### AIM OF THE EXERCISE
Say how many lines of the listing below contain "งประเทศไทยเหร", giving the number and nothing else.

### DATA FOR PROCESSING
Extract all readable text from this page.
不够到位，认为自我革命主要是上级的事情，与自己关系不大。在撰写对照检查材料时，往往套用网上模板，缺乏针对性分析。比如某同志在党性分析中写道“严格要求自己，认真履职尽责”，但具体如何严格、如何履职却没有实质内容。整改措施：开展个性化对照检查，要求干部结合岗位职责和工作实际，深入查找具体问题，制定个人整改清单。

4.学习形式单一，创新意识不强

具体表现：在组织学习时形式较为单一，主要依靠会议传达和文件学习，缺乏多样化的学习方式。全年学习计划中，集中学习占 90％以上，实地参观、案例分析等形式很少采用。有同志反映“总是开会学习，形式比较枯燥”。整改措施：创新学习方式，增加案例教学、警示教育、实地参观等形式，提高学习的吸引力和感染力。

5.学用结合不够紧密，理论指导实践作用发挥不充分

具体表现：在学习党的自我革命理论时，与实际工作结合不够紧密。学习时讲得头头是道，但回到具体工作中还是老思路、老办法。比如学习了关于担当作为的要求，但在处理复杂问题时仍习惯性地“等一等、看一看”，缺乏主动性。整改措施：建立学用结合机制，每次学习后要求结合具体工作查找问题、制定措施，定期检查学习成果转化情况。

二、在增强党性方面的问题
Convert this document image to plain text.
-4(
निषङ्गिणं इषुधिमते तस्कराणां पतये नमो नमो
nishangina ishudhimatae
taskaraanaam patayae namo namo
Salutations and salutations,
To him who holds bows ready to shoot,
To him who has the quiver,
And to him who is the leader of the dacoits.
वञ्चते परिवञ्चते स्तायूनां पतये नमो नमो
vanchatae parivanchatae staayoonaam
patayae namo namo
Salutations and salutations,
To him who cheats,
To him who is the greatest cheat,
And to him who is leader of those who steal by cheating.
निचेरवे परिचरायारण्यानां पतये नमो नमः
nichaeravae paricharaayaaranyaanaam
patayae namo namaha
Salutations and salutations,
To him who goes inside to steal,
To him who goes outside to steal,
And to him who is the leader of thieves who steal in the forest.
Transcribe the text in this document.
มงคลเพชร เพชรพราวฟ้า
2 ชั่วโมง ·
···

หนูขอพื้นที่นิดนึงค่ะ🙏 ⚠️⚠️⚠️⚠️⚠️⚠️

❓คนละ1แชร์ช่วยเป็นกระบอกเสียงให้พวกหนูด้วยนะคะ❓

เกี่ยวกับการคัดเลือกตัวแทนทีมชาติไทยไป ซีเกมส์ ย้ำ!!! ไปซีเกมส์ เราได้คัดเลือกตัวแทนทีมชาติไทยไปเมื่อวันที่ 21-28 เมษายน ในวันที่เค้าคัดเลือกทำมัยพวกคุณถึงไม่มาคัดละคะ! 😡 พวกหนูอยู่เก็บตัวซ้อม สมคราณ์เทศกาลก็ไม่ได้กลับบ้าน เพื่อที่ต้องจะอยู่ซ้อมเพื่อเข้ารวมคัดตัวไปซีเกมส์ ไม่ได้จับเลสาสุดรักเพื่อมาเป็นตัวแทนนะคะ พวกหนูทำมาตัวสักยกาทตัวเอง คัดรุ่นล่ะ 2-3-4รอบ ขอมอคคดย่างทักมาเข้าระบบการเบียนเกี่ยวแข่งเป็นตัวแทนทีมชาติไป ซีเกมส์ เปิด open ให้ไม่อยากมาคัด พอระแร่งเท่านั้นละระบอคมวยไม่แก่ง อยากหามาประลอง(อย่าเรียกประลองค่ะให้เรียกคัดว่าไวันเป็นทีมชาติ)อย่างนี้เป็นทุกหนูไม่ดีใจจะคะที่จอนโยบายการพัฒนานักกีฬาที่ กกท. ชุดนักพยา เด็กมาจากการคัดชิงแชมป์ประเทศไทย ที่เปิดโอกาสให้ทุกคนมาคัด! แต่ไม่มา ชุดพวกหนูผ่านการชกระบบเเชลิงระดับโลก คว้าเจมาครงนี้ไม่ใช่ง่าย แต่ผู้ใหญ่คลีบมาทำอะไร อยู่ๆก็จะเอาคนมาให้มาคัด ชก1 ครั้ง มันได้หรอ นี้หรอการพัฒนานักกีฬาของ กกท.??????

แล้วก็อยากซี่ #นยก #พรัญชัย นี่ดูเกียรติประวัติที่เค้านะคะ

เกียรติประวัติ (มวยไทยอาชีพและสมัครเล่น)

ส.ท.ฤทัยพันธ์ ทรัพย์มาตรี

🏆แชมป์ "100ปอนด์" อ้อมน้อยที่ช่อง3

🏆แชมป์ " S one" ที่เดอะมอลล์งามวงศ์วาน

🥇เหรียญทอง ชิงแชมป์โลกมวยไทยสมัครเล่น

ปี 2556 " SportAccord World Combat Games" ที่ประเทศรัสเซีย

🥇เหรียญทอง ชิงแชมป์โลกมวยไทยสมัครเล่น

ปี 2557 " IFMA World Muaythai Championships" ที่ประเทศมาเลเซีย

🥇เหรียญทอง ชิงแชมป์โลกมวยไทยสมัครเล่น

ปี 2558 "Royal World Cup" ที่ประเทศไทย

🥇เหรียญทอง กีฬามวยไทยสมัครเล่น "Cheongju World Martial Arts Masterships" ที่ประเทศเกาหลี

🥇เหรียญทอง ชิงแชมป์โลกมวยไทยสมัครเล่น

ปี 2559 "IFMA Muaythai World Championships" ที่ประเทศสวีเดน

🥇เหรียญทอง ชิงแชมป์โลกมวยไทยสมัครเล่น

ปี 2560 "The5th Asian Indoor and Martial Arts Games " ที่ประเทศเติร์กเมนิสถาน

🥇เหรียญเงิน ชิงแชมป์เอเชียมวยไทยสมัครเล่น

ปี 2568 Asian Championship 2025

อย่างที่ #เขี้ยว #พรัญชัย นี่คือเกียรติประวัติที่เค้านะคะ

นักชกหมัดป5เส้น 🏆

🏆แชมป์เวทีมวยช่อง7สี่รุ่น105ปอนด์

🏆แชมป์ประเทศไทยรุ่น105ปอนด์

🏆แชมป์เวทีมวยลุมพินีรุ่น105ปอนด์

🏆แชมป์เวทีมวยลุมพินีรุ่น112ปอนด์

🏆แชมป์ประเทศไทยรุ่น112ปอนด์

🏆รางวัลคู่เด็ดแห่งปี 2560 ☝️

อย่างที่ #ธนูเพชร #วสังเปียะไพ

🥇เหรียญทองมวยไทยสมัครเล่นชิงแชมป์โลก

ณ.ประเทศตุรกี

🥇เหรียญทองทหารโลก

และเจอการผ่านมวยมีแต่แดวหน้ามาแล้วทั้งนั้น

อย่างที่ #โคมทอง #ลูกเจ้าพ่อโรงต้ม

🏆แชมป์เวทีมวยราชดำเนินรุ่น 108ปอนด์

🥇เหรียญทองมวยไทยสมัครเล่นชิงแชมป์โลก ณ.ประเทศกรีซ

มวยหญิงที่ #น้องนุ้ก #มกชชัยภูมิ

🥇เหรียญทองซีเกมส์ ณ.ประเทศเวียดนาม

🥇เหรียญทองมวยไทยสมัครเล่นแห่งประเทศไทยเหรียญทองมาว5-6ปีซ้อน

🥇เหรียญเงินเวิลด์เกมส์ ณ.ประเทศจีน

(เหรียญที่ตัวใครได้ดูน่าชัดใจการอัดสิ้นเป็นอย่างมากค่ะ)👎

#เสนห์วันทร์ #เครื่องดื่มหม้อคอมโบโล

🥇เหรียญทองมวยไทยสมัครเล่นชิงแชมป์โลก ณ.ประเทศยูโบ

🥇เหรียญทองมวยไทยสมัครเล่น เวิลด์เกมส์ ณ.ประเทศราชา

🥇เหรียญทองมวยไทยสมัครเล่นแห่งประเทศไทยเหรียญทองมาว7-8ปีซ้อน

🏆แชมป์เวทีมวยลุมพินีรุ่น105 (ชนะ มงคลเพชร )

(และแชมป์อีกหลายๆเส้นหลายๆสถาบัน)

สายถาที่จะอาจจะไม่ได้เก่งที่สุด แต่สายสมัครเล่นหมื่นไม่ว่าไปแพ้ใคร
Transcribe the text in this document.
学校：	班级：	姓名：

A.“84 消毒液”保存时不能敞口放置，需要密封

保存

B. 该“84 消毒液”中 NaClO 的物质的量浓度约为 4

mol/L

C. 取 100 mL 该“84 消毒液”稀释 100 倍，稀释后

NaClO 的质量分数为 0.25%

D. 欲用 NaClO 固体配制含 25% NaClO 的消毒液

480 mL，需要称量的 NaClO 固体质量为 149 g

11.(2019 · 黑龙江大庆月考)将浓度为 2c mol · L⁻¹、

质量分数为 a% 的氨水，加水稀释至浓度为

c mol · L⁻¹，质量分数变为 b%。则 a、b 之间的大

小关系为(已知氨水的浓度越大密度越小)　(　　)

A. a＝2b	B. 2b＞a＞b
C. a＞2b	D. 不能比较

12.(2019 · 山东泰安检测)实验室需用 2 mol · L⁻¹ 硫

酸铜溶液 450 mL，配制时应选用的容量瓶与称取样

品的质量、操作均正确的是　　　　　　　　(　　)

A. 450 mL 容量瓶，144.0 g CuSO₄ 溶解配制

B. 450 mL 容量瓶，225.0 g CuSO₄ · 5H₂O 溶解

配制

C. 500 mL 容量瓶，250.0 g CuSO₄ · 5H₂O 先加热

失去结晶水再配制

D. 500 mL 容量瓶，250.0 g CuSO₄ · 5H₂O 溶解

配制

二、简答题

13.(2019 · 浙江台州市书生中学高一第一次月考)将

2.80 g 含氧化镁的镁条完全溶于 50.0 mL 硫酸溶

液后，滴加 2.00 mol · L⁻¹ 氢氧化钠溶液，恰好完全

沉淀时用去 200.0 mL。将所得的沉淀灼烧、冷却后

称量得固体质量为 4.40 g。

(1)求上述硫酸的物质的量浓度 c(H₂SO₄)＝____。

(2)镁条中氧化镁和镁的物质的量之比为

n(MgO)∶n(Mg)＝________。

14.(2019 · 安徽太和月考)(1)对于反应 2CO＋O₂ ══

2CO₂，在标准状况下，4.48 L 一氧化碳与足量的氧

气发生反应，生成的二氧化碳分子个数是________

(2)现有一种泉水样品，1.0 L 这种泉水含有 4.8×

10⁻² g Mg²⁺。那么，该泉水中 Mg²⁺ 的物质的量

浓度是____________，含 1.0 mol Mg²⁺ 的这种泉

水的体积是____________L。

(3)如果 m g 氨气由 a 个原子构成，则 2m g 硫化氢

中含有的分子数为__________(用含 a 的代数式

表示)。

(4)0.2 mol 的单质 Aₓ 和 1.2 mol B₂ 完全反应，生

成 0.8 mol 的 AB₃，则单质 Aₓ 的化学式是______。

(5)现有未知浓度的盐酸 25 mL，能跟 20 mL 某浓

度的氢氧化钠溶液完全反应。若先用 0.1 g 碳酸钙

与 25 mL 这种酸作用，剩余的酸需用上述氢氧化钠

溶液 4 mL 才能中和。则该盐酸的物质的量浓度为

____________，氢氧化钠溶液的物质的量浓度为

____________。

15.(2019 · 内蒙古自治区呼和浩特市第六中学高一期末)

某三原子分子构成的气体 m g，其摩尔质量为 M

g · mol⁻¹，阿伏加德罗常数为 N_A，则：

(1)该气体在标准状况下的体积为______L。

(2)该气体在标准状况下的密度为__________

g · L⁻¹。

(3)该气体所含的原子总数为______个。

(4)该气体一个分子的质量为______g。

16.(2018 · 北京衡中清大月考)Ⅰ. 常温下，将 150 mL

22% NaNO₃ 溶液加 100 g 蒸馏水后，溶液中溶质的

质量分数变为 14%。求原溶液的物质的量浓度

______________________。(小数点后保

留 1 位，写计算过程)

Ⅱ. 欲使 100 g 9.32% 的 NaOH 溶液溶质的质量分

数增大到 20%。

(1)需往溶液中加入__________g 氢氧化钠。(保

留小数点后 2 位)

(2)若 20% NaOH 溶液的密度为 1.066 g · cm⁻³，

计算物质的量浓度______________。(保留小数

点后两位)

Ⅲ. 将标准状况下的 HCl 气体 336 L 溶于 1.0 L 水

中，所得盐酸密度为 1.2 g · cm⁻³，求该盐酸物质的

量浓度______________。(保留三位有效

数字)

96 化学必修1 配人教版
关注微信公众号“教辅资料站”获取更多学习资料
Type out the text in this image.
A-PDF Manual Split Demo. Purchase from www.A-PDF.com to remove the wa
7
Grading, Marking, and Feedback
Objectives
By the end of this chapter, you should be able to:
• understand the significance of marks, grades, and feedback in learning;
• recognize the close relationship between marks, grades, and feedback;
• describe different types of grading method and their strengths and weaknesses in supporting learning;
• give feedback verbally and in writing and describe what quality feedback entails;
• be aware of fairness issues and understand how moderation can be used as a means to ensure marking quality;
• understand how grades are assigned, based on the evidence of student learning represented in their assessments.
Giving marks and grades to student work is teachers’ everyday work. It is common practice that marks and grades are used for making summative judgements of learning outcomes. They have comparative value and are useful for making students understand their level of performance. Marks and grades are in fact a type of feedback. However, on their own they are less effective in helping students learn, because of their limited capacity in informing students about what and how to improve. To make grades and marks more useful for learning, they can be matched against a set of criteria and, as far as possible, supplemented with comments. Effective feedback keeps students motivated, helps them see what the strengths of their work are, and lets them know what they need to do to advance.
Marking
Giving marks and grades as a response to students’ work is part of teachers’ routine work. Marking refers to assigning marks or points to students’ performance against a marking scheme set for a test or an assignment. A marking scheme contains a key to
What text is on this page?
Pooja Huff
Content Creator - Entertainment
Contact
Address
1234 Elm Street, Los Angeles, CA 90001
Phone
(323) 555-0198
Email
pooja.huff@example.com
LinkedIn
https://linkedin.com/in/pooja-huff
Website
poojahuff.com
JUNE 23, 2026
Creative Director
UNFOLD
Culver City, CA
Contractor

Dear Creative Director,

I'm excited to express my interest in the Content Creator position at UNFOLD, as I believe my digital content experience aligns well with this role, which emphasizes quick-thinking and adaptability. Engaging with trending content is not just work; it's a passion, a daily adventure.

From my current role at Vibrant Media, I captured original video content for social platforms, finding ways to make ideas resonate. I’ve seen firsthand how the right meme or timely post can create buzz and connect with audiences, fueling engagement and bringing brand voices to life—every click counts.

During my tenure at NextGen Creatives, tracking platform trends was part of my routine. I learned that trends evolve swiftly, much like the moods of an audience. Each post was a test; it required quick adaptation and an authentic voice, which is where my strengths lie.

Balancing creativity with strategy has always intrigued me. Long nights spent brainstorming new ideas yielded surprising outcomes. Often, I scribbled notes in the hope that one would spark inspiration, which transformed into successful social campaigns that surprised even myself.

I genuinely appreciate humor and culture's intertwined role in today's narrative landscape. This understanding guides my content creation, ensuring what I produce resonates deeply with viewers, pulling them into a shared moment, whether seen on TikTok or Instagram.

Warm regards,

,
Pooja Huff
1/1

### OUTPUT BELOW
2